# EXERCISE DETAILS
Write out every entry exactly as it appears.
====== GIVEN DATA
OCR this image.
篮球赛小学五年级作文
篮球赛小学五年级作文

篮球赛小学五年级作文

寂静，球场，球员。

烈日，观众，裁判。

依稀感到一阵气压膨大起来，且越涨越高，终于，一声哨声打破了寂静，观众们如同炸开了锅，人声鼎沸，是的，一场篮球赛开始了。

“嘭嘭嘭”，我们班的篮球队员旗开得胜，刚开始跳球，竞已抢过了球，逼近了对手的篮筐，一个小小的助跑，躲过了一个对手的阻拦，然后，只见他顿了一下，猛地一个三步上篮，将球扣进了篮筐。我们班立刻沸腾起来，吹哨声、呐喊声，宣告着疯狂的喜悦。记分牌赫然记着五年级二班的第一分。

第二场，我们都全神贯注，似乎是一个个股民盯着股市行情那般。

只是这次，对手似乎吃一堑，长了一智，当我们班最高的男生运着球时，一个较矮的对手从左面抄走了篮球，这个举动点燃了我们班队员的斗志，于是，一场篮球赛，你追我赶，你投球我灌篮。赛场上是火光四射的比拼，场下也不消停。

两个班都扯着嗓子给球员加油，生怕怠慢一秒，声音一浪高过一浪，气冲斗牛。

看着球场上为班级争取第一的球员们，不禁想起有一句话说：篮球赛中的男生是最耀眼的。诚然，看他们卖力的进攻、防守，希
============
# RESPONSE TO THIS EXERCISE
OCR this image.
篮球赛小学五年级作文
篮球赛小学五年级作文

篮球赛小学五年级作文

寂静，球场，球员。

烈日，观众，裁判。

依稀感到一阵气压膨大起来，且越涨越高，终于，一声哨声打破了寂静，观众们如同炸开了锅，人声鼎沸，是的，一场篮球赛开始了。

“嘭嘭嘭”，我们班的篮球队员旗开得胜，刚开始跳球，竞已抢过了球，逼近了对手的篮筐，一个小小的助跑，躲过了一个对手的阻拦，然后，只见他顿了一下，猛地一个三步上篮，将球扣进了篮筐。我们班立刻沸腾起来，吹哨声、呐喊声，宣告着疯狂的喜悦。记分牌赫然记着五年级二班的第一分。

第二场，我们都全神贯注，似乎是一个个股民盯着股市行情那般。

只是这次，对手似乎吃一堑，长了一智，当我们班最高的男生运着球时，一个较矮的对手从左面抄走了篮球，这个举动点燃了我们班队员的斗志，于是，一场篮球赛，你追我赶，你投球我灌篮。赛场上是火光四射的比拼，场下也不消停。

两个班都扯着嗓子给球员加油，生怕怠慢一秒，声音一浪高过一浪，气冲斗牛。

看着球场上为班级争取第一的球员们，不禁想起有一句话说：篮球赛中的男生是最耀眼的。诚然，看他们卖力的进攻、防守，希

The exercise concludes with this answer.